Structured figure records
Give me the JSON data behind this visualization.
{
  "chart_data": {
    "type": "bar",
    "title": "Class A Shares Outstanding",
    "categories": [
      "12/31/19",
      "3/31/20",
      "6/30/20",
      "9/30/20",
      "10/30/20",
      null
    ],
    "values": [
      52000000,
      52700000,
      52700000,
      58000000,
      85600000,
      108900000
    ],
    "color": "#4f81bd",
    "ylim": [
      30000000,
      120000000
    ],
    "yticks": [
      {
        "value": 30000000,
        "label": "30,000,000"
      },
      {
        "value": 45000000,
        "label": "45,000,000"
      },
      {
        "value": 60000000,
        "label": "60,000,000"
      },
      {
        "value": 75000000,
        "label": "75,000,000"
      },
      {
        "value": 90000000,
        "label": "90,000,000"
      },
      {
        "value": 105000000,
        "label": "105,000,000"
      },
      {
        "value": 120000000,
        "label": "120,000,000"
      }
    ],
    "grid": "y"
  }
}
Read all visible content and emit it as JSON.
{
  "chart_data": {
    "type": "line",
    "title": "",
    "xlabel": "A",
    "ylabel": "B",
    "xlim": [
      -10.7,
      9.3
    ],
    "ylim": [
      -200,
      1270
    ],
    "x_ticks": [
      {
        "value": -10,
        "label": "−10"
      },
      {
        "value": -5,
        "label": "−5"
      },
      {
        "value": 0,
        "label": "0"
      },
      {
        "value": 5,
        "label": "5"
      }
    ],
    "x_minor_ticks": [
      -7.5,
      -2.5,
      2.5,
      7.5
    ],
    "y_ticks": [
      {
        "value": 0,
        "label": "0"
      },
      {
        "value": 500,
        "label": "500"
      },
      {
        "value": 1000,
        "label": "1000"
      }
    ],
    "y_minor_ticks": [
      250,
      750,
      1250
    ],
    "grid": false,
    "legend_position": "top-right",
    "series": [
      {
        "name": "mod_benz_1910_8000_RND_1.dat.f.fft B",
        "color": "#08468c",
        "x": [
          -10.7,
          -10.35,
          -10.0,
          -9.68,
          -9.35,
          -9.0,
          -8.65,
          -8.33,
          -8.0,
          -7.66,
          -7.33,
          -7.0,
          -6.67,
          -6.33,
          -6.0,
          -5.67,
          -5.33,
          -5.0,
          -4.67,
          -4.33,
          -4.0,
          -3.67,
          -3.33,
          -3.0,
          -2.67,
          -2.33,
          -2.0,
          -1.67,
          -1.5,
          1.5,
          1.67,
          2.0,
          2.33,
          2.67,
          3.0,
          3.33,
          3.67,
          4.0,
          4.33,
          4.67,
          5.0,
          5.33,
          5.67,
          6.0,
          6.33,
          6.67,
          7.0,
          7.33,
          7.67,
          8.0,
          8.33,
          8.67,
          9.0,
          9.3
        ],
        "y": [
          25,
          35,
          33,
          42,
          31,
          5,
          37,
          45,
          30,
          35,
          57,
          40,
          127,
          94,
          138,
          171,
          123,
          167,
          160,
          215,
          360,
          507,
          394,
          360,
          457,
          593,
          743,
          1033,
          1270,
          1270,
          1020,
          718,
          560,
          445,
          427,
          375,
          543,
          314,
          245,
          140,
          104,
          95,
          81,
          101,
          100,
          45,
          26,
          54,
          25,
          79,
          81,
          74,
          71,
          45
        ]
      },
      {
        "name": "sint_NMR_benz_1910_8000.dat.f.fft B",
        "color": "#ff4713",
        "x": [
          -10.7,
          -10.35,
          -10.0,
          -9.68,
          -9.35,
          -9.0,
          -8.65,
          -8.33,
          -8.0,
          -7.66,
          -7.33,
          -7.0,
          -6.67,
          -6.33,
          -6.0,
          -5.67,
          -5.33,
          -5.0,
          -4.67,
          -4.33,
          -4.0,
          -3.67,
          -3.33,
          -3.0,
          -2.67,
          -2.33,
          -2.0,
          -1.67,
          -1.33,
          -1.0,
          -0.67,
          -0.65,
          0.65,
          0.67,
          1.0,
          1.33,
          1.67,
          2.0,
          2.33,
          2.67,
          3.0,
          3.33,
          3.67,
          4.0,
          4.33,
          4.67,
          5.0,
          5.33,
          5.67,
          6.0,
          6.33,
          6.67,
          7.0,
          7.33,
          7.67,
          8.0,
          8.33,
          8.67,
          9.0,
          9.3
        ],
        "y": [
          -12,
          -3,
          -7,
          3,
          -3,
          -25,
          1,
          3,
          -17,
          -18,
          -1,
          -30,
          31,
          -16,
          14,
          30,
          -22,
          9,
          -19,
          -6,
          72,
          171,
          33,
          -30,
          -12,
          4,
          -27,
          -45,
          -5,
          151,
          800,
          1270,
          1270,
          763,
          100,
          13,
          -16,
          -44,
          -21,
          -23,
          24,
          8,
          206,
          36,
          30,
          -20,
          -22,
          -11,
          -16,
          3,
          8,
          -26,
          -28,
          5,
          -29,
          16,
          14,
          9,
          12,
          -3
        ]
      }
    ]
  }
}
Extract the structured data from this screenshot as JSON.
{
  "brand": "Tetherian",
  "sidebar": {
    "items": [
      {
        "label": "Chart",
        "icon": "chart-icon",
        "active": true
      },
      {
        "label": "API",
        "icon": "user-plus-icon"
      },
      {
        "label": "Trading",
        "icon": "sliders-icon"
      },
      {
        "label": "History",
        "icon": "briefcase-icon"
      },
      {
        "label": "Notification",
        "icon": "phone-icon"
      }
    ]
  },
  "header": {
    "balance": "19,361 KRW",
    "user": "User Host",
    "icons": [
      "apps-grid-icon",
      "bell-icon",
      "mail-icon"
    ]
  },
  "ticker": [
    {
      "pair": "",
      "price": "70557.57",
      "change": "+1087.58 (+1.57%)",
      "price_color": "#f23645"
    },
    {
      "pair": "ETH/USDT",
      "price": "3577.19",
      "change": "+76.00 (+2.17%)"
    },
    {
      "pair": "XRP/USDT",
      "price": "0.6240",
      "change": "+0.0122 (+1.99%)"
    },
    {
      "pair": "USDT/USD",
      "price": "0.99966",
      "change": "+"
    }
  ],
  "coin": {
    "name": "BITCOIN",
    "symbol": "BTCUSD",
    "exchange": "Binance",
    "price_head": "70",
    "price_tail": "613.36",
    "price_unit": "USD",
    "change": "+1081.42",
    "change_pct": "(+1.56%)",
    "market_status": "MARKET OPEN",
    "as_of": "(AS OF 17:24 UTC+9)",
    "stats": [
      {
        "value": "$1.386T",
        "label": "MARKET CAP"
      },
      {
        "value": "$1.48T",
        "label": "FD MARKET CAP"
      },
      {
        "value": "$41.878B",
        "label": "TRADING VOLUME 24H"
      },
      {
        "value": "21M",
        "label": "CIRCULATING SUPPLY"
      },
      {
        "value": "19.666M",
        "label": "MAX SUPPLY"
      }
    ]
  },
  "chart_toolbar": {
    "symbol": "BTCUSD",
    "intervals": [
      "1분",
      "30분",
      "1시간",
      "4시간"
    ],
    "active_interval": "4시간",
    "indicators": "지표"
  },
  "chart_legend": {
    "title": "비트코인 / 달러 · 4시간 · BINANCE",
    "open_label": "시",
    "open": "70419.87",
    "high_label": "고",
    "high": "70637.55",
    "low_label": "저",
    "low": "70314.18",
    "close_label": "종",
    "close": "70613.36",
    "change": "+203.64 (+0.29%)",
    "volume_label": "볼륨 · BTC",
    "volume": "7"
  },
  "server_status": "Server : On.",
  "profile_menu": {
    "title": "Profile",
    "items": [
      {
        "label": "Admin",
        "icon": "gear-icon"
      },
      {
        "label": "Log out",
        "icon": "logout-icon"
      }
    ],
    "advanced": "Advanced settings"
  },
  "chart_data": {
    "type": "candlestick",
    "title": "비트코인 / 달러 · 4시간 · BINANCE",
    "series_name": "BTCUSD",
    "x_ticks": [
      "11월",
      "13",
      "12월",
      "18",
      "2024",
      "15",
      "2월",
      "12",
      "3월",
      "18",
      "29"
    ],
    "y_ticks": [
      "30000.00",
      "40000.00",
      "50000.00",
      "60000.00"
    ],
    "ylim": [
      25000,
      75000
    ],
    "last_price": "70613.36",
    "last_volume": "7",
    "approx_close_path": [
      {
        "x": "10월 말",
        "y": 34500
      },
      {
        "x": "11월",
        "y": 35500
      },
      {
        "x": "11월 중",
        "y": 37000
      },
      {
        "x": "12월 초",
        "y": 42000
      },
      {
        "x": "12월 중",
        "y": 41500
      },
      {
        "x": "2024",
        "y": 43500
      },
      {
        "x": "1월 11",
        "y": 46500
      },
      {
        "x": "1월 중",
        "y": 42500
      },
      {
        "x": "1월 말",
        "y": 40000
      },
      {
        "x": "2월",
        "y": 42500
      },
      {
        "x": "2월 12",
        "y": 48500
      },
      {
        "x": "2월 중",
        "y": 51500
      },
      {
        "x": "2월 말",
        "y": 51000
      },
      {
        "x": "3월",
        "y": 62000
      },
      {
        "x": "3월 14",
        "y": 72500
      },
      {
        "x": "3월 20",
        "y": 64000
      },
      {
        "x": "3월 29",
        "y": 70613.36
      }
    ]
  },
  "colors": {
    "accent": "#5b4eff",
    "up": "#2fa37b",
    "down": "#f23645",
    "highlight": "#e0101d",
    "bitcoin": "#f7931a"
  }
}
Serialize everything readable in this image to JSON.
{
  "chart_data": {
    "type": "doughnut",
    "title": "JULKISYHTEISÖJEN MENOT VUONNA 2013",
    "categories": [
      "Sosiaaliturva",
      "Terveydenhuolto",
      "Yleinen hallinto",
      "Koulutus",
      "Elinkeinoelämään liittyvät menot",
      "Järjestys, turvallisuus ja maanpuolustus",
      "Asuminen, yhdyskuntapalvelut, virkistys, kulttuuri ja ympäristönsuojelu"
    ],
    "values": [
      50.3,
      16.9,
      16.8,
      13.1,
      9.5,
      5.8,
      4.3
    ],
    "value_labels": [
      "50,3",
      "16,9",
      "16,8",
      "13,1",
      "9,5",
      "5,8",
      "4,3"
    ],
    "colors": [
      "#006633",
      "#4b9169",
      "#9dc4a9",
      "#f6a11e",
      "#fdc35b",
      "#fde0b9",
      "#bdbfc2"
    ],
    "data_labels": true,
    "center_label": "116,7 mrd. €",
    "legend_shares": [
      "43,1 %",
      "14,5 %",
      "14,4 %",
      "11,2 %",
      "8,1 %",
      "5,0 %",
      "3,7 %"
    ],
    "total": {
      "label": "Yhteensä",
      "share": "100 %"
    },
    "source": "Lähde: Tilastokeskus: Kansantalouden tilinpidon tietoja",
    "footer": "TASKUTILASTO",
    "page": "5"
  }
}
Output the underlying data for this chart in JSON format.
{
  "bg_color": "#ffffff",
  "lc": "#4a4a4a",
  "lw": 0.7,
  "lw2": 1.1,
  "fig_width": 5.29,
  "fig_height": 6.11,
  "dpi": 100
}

What the task requires
Pick out the lines containing the string "type".

Complete output
    "type": "bar",
    "type": "line",
    "type": "candlestick",
    "type": "doughnut",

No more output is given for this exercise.